— BEGIN Provided material —

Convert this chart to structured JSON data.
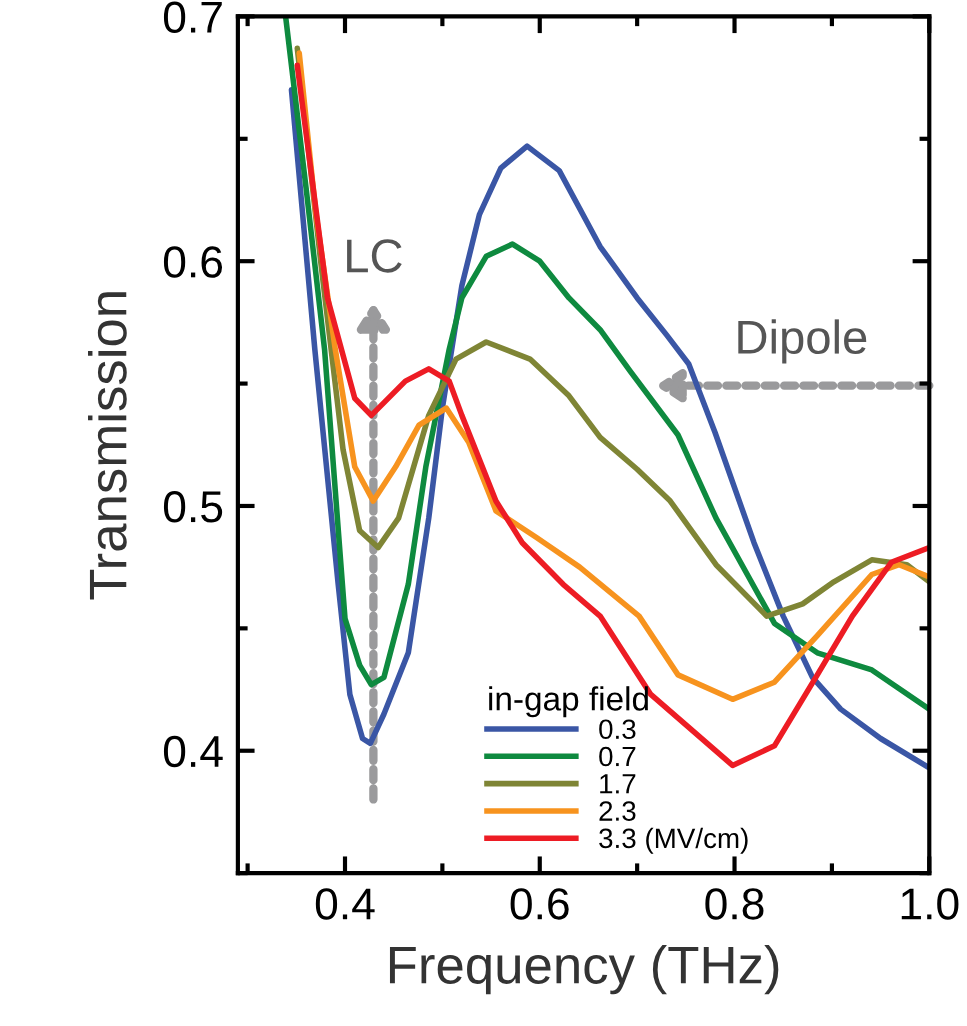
{
  "chart_data": {
    "type": "line",
    "xlabel": "Frequency (THz)",
    "ylabel": "Transmission",
    "legend_title": "in-gap field",
    "xlim": [
      0.29,
      1.0
    ],
    "ylim": [
      0.35,
      0.7
    ],
    "xticks": [
      0.4,
      0.6,
      0.8,
      {
        "value": 1.0,
        "label": "1.0"
      }
    ],
    "yticks": [
      0.4,
      0.5,
      0.6,
      0.7
    ],
    "grid": false,
    "legend": "bottom",
    "marker": "none",
    "line_style": "solid",
    "series": [
      {
        "name": "0.3",
        "color": "#3a56a5",
        "x": [
          0.345,
          0.369,
          0.393,
          0.405,
          0.418,
          0.426,
          0.44,
          0.465,
          0.486,
          0.5,
          0.52,
          0.538,
          0.56,
          0.587,
          0.62,
          0.662,
          0.7,
          0.73,
          0.753,
          0.78,
          0.82,
          0.85,
          0.88,
          0.909,
          0.95,
          1.0
        ],
        "values": [
          0.67,
          0.564,
          0.468,
          0.423,
          0.405,
          0.403,
          0.415,
          0.44,
          0.495,
          0.54,
          0.59,
          0.619,
          0.638,
          0.647,
          0.637,
          0.606,
          0.585,
          0.57,
          0.558,
          0.53,
          0.485,
          0.455,
          0.43,
          0.417,
          0.405,
          0.393
        ]
      },
      {
        "name": "0.7",
        "color": "#0e8a3f",
        "x": [
          0.339,
          0.36,
          0.379,
          0.4,
          0.415,
          0.427,
          0.44,
          0.465,
          0.483,
          0.507,
          0.52,
          0.545,
          0.572,
          0.6,
          0.63,
          0.662,
          0.693,
          0.742,
          0.781,
          0.841,
          0.885,
          0.941,
          1.0
        ],
        "values": [
          0.7,
          0.63,
          0.564,
          0.454,
          0.435,
          0.427,
          0.43,
          0.468,
          0.516,
          0.564,
          0.585,
          0.602,
          0.607,
          0.6,
          0.585,
          0.572,
          0.555,
          0.529,
          0.495,
          0.452,
          0.44,
          0.433,
          0.417
        ]
      },
      {
        "name": "1.7",
        "color": "#7f8535",
        "x": [
          0.351,
          0.375,
          0.398,
          0.415,
          0.434,
          0.455,
          0.486,
          0.514,
          0.545,
          0.59,
          0.63,
          0.662,
          0.7,
          0.734,
          0.781,
          0.833,
          0.87,
          0.902,
          0.941,
          0.977,
          1.0
        ],
        "values": [
          0.687,
          0.6,
          0.523,
          0.49,
          0.483,
          0.495,
          0.537,
          0.56,
          0.567,
          0.56,
          0.545,
          0.528,
          0.515,
          0.502,
          0.476,
          0.455,
          0.46,
          0.469,
          0.478,
          0.476,
          0.469
        ]
      },
      {
        "name": "2.3",
        "color": "#f7931e",
        "x": [
          0.353,
          0.37,
          0.39,
          0.41,
          0.429,
          0.452,
          0.476,
          0.504,
          0.527,
          0.555,
          0.597,
          0.641,
          0.702,
          0.742,
          0.798,
          0.841,
          0.885,
          0.941,
          0.969,
          1.0
        ],
        "values": [
          0.685,
          0.62,
          0.564,
          0.516,
          0.502,
          0.516,
          0.533,
          0.54,
          0.526,
          0.498,
          0.487,
          0.475,
          0.455,
          0.431,
          0.421,
          0.428,
          0.447,
          0.472,
          0.476,
          0.471
        ]
      },
      {
        "name": "3.3 (MV/cm)",
        "color": "#ed1c24",
        "x": [
          0.351,
          0.382,
          0.41,
          0.427,
          0.462,
          0.486,
          0.507,
          0.52,
          0.555,
          0.582,
          0.624,
          0.662,
          0.714,
          0.798,
          0.841,
          0.885,
          0.921,
          0.961,
          1.0
        ],
        "values": [
          0.68,
          0.585,
          0.544,
          0.537,
          0.551,
          0.556,
          0.551,
          0.537,
          0.502,
          0.485,
          0.468,
          0.455,
          0.423,
          0.394,
          0.402,
          0.431,
          0.455,
          0.477,
          0.483
        ]
      }
    ],
    "annotations": [
      "LC",
      "Dipole"
    ]
  }
}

— END Provided material —

- [Task description]: Reproduce each line exactly, please, except for any pictures.

- [Result for this exercise]:
Convert this chart to structured JSON data.
{
  "chart_data": {
    "type": "line",
    "xlabel": "Frequency (THz)",
    "ylabel": "Transmission",
    "legend_title": "in-gap field",
    "xlim": [
      0.29,
      1.0
    ],
    "ylim": [
      0.35,
      0.7
    ],
    "xticks": [
      0.4,
      0.6,
      0.8,
      {
        "value": 1.0,
        "label": "1.0"
      }
    ],
    "yticks": [
      0.4,
      0.5,
      0.6,
      0.7
    ],
    "grid": false,
    "legend": "bottom",
    "marker": "none",
    "line_style": "solid",
    "series": [
      {
        "name": "0.3",
        "color": "#3a56a5",
        "x": [
          0.345,
          0.369,
          0.393,
          0.405,
          0.418,
          0.426,
          0.44,
          0.465,
          0.486,
          0.5,
          0.52,
          0.538,
          0.56,
          0.587,
          0.62,
          0.662,
          0.7,
          0.73,
          0.753,
          0.78,
          0.82,
          0.85,
          0.88,
          0.909,
          0.95,
          1.0
        ],
        "values": [
          0.67,
          0.564,
          0.468,
          0.423,
          0.405,
          0.403,
          0.415,
          0.44,
          0.495,
          0.54,
          0.59,
          0.619,
          0.638,
          0.647,
          0.637,
          0.606,
          0.585,
          0.57,
          0.558,
          0.53,
          0.485,
          0.455,
          0.43,
          0.417,
          0.405,
          0.393
        ]
      },
      {
        "name": "0.7",
        "color": "#0e8a3f",
        "x": [
          0.339,
          0.36,
          0.379,
          0.4,
          0.415,
          0.427,
          0.44,
          0.465,
          0.483,
          0.507,
          0.52,
          0.545,
          0.572,
          0.6,
          0.63,
          0.662,
          0.693,
          0.742,
          0.781,
          0.841,
          0.885,
          0.941,
          1.0
        ],
        "values": [
          0.7,
          0.63,
          0.564,
          0.454,
          0.435,
          0.427,
          0.43,
          0.468,
          0.516,
          0.564,
          0.585,
          0.602,
          0.607,
          0.6,
          0.585,
          0.572,
          0.555,
          0.529,
          0.495,
          0.452,
          0.44,
          0.433,
          0.417
        ]
      },
      {
        "name": "1.7",
        "color": "#7f8535",
        "x": [
          0.351,
          0.375,
          0.398,
          0.415,
          0.434,
          0.455,
          0.486,
          0.514,
          0.545,
          0.59,
          0.63,
          0.662,
          0.7,
          0.734,
          0.781,
          0.833,
          0.87,
          0.902,
          0.941,
          0.977,
          1.0
        ],
        "values": [
          0.687,
          0.6,
          0.523,
          0.49,
          0.483,
          0.495,
          0.537,
          0.56,
          0.567,
          0.56,
          0.545,
          0.528,
          0.515,
          0.502,
          0.476,
          0.455,
          0.46,
          0.469,
          0.478,
          0.476,
          0.469
        ]
      },
      {
        "name": "2.3",
        "color": "#f7931e",
        "x": [
          0.353,
          0.37,
          0.39,
          0.41,
          0.429,
          0.452,
          0.476,
          0.504,
          0.527,
          0.555,
          0.597,
          0.641,
          0.702,
          0.742,
          0.798,
          0.841,
          0.885,
          0.941,
          0.969,
          1.0
        ],
        "values": [
          0.685,
          0.62,
          0.564,
          0.516,
          0.502,
          0.516,
          0.533,
          0.54,
          0.526,
          0.498,
          0.487,
          0.475,
          0.455,
          0.431,
          0.421,
          0.428,
          0.447,
          0.472,
          0.476,
          0.471
        ]
      },
      {
        "name": "3.3 (MV/cm)",
        "color": "#ed1c24",
        "x": [
          0.351,
          0.382,
          0.41,
          0.427,
          0.462,
          0.486,
          0.507,
          0.52,
          0.555,
          0.582,
          0.624,
          0.662,
          0.714,
          0.798,
          0.841,
          0.885,
          0.921,
          0.961,
          1.0
        ],
        "values": [
          0.68,
          0.585,
          0.544,
          0.537,
          0.551,
          0.556,
          0.551,
          0.537,
          0.502,
          0.485,
          0.468,
          0.455,
          0.423,
          0.394,
          0.402,
          0.431,
          0.455,
          0.477,
          0.483
        ]
      }
    ],
    "annotations": [
      "LC",
      "Dipole"
    ]
  }
}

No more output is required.